» JOB
Write out every entry word for word.
[begin DATA IN THIS EXERCISE]
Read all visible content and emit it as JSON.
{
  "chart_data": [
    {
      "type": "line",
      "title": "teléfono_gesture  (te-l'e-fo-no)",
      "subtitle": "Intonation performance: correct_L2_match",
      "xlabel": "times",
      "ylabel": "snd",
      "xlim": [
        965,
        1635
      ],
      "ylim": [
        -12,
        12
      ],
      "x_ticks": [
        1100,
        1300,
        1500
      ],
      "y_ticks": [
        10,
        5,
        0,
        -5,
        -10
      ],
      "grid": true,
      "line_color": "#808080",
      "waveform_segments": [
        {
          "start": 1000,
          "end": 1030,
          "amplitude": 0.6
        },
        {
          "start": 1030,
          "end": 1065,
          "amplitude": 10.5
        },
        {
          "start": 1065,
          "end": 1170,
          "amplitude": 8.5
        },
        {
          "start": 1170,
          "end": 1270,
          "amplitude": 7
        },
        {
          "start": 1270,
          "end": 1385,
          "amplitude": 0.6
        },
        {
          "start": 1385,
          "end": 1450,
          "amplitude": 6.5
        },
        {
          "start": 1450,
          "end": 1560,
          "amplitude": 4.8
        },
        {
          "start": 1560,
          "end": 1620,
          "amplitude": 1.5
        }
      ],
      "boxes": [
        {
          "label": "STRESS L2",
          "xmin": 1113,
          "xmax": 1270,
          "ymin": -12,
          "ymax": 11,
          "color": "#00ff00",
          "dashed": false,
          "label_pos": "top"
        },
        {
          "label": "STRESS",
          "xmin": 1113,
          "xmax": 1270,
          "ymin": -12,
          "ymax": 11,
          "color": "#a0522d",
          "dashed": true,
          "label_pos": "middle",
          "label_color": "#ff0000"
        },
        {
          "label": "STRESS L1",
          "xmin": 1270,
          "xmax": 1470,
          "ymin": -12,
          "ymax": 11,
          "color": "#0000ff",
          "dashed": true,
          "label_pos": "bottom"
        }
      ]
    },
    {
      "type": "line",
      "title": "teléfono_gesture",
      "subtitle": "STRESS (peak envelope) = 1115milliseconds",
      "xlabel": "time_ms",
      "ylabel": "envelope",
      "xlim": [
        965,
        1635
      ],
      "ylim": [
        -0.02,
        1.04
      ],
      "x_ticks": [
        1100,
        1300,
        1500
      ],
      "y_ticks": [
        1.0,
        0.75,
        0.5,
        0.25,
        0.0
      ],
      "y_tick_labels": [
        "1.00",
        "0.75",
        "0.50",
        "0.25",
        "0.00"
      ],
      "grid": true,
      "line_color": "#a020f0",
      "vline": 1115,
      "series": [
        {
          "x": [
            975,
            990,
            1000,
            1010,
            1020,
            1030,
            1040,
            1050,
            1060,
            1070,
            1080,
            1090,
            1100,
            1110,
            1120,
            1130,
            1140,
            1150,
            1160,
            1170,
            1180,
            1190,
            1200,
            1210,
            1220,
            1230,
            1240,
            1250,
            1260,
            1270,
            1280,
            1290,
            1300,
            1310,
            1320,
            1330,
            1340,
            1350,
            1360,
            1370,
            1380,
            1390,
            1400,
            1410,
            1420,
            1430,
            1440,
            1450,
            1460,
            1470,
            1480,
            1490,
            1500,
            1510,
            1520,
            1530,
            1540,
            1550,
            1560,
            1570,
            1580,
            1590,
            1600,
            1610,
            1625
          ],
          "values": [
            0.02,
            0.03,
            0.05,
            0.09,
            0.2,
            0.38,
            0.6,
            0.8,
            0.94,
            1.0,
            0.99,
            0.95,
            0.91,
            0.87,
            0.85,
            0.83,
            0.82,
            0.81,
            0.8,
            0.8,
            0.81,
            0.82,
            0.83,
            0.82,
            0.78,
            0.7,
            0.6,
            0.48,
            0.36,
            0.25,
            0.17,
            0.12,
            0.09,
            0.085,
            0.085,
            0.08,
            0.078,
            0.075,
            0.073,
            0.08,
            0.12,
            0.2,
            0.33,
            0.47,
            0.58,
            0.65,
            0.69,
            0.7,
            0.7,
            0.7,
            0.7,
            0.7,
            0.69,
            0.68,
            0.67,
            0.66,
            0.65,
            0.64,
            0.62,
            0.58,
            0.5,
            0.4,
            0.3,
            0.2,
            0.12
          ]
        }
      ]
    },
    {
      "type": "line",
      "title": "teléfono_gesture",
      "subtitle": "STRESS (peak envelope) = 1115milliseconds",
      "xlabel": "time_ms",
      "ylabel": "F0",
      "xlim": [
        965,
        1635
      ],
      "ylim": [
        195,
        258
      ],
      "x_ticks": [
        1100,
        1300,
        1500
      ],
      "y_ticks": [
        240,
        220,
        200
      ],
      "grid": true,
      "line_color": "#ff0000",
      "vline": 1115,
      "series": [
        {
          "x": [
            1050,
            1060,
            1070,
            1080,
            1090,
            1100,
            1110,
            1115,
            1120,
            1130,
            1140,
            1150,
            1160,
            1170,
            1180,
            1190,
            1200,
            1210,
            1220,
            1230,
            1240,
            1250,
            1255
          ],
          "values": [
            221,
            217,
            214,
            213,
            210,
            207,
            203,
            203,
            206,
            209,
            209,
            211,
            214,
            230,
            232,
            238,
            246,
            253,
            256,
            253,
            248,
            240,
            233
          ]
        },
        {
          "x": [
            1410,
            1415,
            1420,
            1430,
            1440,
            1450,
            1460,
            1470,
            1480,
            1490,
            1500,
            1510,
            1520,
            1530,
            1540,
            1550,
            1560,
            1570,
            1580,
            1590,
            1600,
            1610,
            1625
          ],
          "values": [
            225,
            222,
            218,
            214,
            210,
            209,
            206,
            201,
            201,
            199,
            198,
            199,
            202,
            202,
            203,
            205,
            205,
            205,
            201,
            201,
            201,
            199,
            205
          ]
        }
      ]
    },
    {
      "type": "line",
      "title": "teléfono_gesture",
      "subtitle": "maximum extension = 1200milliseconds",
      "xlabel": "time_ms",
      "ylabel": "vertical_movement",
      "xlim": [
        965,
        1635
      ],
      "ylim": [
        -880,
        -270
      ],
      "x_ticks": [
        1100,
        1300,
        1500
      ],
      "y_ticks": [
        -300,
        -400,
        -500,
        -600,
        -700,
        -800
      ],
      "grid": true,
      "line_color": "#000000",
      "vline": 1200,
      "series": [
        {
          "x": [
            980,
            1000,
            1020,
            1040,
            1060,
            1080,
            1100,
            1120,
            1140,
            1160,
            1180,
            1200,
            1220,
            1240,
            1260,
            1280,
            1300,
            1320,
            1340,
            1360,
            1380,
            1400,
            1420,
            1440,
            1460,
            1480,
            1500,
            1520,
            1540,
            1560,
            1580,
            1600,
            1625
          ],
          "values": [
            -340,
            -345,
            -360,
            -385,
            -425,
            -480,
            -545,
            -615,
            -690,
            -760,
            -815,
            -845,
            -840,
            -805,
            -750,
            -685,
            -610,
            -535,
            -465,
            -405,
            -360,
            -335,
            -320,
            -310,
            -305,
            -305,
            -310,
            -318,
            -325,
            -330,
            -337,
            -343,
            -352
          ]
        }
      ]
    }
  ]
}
[end DATA IN THIS EXERCISE]
» FINAL RESULT
Read all visible content and emit it as JSON.
{
  "chart_data": [
    {
      "type": "line",
      "title": "teléfono_gesture  (te-l'e-fo-no)",
      "subtitle": "Intonation performance: correct_L2_match",
      "xlabel": "times",
      "ylabel": "snd",
      "xlim": [
        965,
        1635
      ],
      "ylim": [
        -12,
        12
      ],
      "x_ticks": [
        1100,
        1300,
        1500
      ],
      "y_ticks": [
        10,
        5,
        0,
        -5,
        -10
      ],
      "grid": true,
      "line_color": "#808080",
      "waveform_segments": [
        {
          "start": 1000,
          "end": 1030,
          "amplitude": 0.6
        },
        {
          "start": 1030,
          "end": 1065,
          "amplitude": 10.5
        },
        {
          "start": 1065,
          "end": 1170,
          "amplitude": 8.5
        },
        {
          "start": 1170,
          "end": 1270,
          "amplitude": 7
        },
        {
          "start": 1270,
          "end": 1385,
          "amplitude": 0.6
        },
        {
          "start": 1385,
          "end": 1450,
          "amplitude": 6.5
        },
        {
          "start": 1450,
          "end": 1560,
          "amplitude": 4.8
        },
        {
          "start": 1560,
          "end": 1620,
          "amplitude": 1.5
        }
      ],
      "boxes": [
        {
          "label": "STRESS L2",
          "xmin": 1113,
          "xmax": 1270,
          "ymin": -12,
          "ymax": 11,
          "color": "#00ff00",
          "dashed": false,
          "label_pos": "top"
        },
        {
          "label": "STRESS",
          "xmin": 1113,
          "xmax": 1270,
          "ymin": -12,
          "ymax": 11,
          "color": "#a0522d",
          "dashed": true,
          "label_pos": "middle",
          "label_color": "#ff0000"
        },
        {
          "label": "STRESS L1",
          "xmin": 1270,
          "xmax": 1470,
          "ymin": -12,
          "ymax": 11,
          "color": "#0000ff",
          "dashed": true,
          "label_pos": "bottom"
        }
      ]
    },
    {
      "type": "line",
      "title": "teléfono_gesture",
      "subtitle": "STRESS (peak envelope) = 1115milliseconds",
      "xlabel": "time_ms",
      "ylabel": "envelope",
      "xlim": [
        965,
        1635
      ],
      "ylim": [
        -0.02,
        1.04
      ],
      "x_ticks": [
        1100,
        1300,
        1500
      ],
      "y_ticks": [
        1.0,
        0.75,
        0.5,
        0.25,
        0.0
      ],
      "y_tick_labels": [
        "1.00",
        "0.75",
        "0.50",
        "0.25",
        "0.00"
      ],
      "grid": true,
      "line_color": "#a020f0",
      "vline": 1115,
      "series": [
        {
          "x": [
            975,
            990,
            1000,
            1010,
            1020,
            1030,
            1040,
            1050,
            1060,
            1070,
            1080,
            1090,
            1100,
            1110,
            1120,
            1130,
            1140,
            1150,
            1160,
            1170,
            1180,
            1190,
            1200,
            1210,
            1220,
            1230,
            1240,
            1250,
            1260,
            1270,
            1280,
            1290,
            1300,
            1310,
            1320,
            1330,
            1340,
            1350,
            1360,
            1370,
            1380,
            1390,
            1400,
            1410,
            1420,
            1430,
            1440,
            1450,
            1460,
            1470,
            1480,
            1490,
            1500,
            1510,
            1520,
            1530,
            1540,
            1550,
            1560,
            1570,
            1580,
            1590,
            1600,
            1610,
            1625
          ],
          "values": [
            0.02,
            0.03,
            0.05,
            0.09,
            0.2,
            0.38,
            0.6,
            0.8,
            0.94,
            1.0,
            0.99,
            0.95,
            0.91,
            0.87,
            0.85,
            0.83,
            0.82,
            0.81,
            0.8,
            0.8,
            0.81,
            0.82,
            0.83,
            0.82,
            0.78,
            0.7,
            0.6,
            0.48,
            0.36,
            0.25,
            0.17,
            0.12,
            0.09,
            0.085,
            0.085,
            0.08,
            0.078,
            0.075,
            0.073,
            0.08,
            0.12,
            0.2,
            0.33,
            0.47,
            0.58,
            0.65,
            0.69,
            0.7,
            0.7,
            0.7,
            0.7,
            0.7,
            0.69,
            0.68,
            0.67,
            0.66,
            0.65,
            0.64,
            0.62,
            0.58,
            0.5,
            0.4,
            0.3,
            0.2,
            0.12
          ]
        }
      ]
    },
    {
      "type": "line",
      "title": "teléfono_gesture",
      "subtitle": "STRESS (peak envelope) = 1115milliseconds",
      "xlabel": "time_ms",
      "ylabel": "F0",
      "xlim": [
        965,
        1635
      ],
      "ylim": [
        195,
        258
      ],
      "x_ticks": [
        1100,
        1300,
        1500
      ],
      "y_ticks": [
        240,
        220,
        200
      ],
      "grid": true,
      "line_color": "#ff0000",
      "vline": 1115,
      "series": [
        {
          "x": [
            1050,
            1060,
            1070,
            1080,
            1090,
            1100,
            1110,
            1115,
            1120,
            1130,
            1140,
            1150,
            1160,
            1170,
            1180,
            1190,
            1200,
            1210,
            1220,
            1230,
            1240,
            1250,
            1255
          ],
          "values": [
            221,
            217,
            214,
            213,
            210,
            207,
            203,
            203,
            206,
            209,
            209,
            211,
            214,
            230,
            232,
            238,
            246,
            253,
            256,
            253,
            248,
            240,
            233
          ]
        },
        {
          "x": [
            1410,
            1415,
            1420,
            1430,
            1440,
            1450,
            1460,
            1470,
            1480,
            1490,
            1500,
            1510,
            1520,
            1530,
            1540,
            1550,
            1560,
            1570,
            1580,
            1590,
            1600,
            1610,
            1625
          ],
          "values": [
            225,
            222,
            218,
            214,
            210,
            209,
            206,
            201,
            201,
            199,
            198,
            199,
            202,
            202,
            203,
            205,
            205,
            205,
            201,
            201,
            201,
            199,
            205
          ]
        }
      ]
    },
    {
      "type": "line",
      "title": "teléfono_gesture",
      "subtitle": "maximum extension = 1200milliseconds",
      "xlabel": "time_ms",
      "ylabel": "vertical_movement",
      "xlim": [
        965,
        1635
      ],
      "ylim": [
        -880,
        -270
      ],
      "x_ticks": [
        1100,
        1300,
        1500
      ],
      "y_ticks": [
        -300,
        -400,
        -500,
        -600,
        -700,
        -800
      ],
      "grid": true,
      "line_color": "#000000",
      "vline": 1200,
      "series": [
        {
          "x": [
            980,
            1000,
            1020,
            1040,
            1060,
            1080,
            1100,
            1120,
            1140,
            1160,
            1180,
            1200,
            1220,
            1240,
            1260,
            1280,
            1300,
            1320,
            1340,
            1360,
            1380,
            1400,
            1420,
            1440,
            1460,
            1480,
            1500,
            1520,
            1540,
            1560,
            1580,
            1600,
            1625
          ],
          "values": [
            -340,
            -345,
            -360,
            -385,
            -425,
            -480,
            -545,
            -615,
            -690,
            -760,
            -815,
            -845,
            -840,
            -805,
            -750,
            -685,
            -610,
            -535,
            -465,
            -405,
            -360,
            -335,
            -320,
            -310,
            -305,
            -305,
            -310,
            -318,
            -325,
            -330,
            -337,
            -343,
            -352
          ]
        }
      ]
    }
  ]
}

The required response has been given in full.